Problem requirements: Repeat every entry in the listing below, exactly.

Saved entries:

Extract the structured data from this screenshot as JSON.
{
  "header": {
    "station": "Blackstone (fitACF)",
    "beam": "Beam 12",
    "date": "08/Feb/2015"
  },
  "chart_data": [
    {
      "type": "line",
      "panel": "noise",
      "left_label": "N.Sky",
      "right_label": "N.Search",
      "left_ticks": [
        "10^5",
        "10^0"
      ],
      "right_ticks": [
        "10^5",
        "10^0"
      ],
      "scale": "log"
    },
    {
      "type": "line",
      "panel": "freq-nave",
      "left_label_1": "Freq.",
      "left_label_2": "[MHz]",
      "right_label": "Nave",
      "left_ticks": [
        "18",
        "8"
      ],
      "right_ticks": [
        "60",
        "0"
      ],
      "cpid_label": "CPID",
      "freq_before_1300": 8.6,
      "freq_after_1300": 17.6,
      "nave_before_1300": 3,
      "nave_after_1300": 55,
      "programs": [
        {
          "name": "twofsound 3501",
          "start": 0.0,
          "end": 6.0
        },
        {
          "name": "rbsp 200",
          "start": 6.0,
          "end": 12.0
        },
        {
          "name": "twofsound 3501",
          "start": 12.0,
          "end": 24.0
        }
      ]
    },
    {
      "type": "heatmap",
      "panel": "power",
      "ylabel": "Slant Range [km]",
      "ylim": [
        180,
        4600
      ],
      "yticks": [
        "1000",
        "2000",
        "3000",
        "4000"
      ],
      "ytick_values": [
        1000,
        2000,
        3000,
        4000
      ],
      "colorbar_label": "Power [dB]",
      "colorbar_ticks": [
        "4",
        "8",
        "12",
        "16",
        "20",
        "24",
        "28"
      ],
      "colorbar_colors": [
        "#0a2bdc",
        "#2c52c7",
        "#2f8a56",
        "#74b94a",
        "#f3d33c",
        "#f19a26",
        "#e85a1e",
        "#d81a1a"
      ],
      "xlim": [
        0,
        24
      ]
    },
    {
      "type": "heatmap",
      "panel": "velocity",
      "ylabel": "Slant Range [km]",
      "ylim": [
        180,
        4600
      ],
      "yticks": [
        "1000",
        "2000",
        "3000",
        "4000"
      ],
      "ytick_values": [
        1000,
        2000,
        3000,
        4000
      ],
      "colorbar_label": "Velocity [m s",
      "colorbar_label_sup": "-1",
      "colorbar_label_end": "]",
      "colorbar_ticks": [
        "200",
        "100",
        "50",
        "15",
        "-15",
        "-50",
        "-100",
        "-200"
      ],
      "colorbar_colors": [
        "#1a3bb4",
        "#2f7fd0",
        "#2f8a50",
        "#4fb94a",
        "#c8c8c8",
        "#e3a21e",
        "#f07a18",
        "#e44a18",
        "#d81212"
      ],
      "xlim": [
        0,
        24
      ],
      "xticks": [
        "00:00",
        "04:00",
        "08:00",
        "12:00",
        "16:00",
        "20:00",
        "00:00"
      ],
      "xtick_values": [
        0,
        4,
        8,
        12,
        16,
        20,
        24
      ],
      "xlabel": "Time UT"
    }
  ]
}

Exercise solution:
Extract the structured data from this screenshot as JSON.
{
  "header": {
    "station": "Blackstone (fitACF)",
    "beam": "Beam 12",
    "date": "08/Feb/2015"
  },
  "chart_data": [
    {
      "type": "line",
      "panel": "noise",
      "left_label": "N.Sky",
      "right_label": "N.Search",
      "left_ticks": [
        "10^5",
        "10^0"
      ],
      "right_ticks": [
        "10^5",
        "10^0"
      ],
      "scale": "log"
    },
    {
      "type": "line",
      "panel": "freq-nave",
      "left_label_1": "Freq.",
      "left_label_2": "[MHz]",
      "right_label": "Nave",
      "left_ticks": [
        "18",
        "8"
      ],
      "right_ticks": [
        "60",
        "0"
      ],
      "cpid_label": "CPID",
      "freq_before_1300": 8.6,
      "freq_after_1300": 17.6,
      "nave_before_1300": 3,
      "nave_after_1300": 55,
      "programs": [
        {
          "name": "twofsound 3501",
          "start": 0.0,
          "end": 6.0
        },
        {
          "name": "rbsp 200",
          "start": 6.0,
          "end": 12.0
        },
        {
          "name": "twofsound 3501",
          "start": 12.0,
          "end": 24.0
        }
      ]
    },
    {
      "type": "heatmap",
      "panel": "power",
      "ylabel": "Slant Range [km]",
      "ylim": [
        180,
        4600
      ],
      "yticks": [
        "1000",
        "2000",
        "3000",
        "4000"
      ],
      "ytick_values": [
        1000,
        2000,
        3000,
        4000
      ],
      "colorbar_label": "Power [dB]",
      "colorbar_ticks": [
        "4",
        "8",
        "12",
        "16",
        "20",
        "24",
        "28"
      ],
      "colorbar_colors": [
        "#0a2bdc",
        "#2c52c7",
        "#2f8a56",
        "#74b94a",
        "#f3d33c",
        "#f19a26",
        "#e85a1e",
        "#d81a1a"
      ],
      "xlim": [
        0,
        24
      ]
    },
    {
      "type": "heatmap",
      "panel": "velocity",
      "ylabel": "Slant Range [km]",
      "ylim": [
        180,
        4600
      ],
      "yticks": [
        "1000",
        "2000",
        "3000",
        "4000"
      ],
      "ytick_values": [
        1000,
        2000,
        3000,
        4000
      ],
      "colorbar_label": "Velocity [m s",
      "colorbar_label_sup": "-1",
      "colorbar_label_end": "]",
      "colorbar_ticks": [
        "200",
        "100",
        "50",
        "15",
        "-15",
        "-50",
        "-100",
        "-200"
      ],
      "colorbar_colors": [
        "#1a3bb4",
        "#2f7fd0",
        "#2f8a50",
        "#4fb94a",
        "#c8c8c8",
        "#e3a21e",
        "#f07a18",
        "#e44a18",
        "#d81212"
      ],
      "xlim": [
        0,
        24
      ],
      "xticks": [
        "00:00",
        "04:00",
        "08:00",
        "12:00",
        "16:00",
        "20:00",
        "00:00"
      ],
      "xtick_values": [
        0,
        4,
        8,
        12,
        16,
        20,
        24
      ],
      "xlabel": "Time UT"
    }
  ]
}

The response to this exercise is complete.